## BEGIN THE RECORDS

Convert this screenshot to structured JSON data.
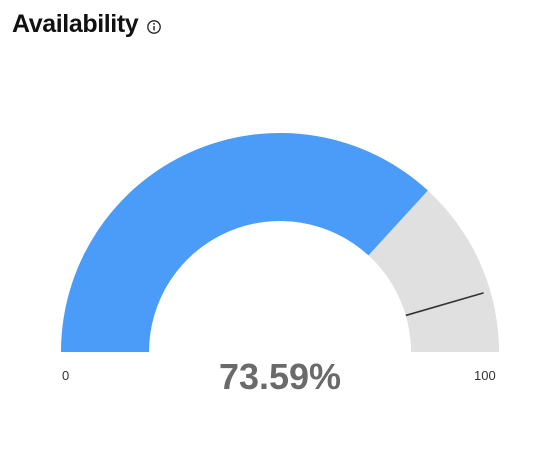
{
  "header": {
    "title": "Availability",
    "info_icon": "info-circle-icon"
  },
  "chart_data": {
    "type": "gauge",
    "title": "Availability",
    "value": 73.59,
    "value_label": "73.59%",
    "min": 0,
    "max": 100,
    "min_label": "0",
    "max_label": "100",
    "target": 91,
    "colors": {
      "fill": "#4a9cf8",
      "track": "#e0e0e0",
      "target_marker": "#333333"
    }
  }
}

## END THE RECORDS

THE PROBLEM =>
All the lines above are to be reproduced exactly, except the pictures.

SOLUTION TO THIS PROBLEM =>
Convert this screenshot to structured JSON data.
{
  "header": {
    "title": "Availability",
    "info_icon": "info-circle-icon"
  },
  "chart_data": {
    "type": "gauge",
    "title": "Availability",
    "value": 73.59,
    "value_label": "73.59%",
    "min": 0,
    "max": 100,
    "min_label": "0",
    "max_label": "100",
    "target": 91,
    "colors": {
      "fill": "#4a9cf8",
      "track": "#e0e0e0",
      "target_marker": "#333333"
    }
  }
}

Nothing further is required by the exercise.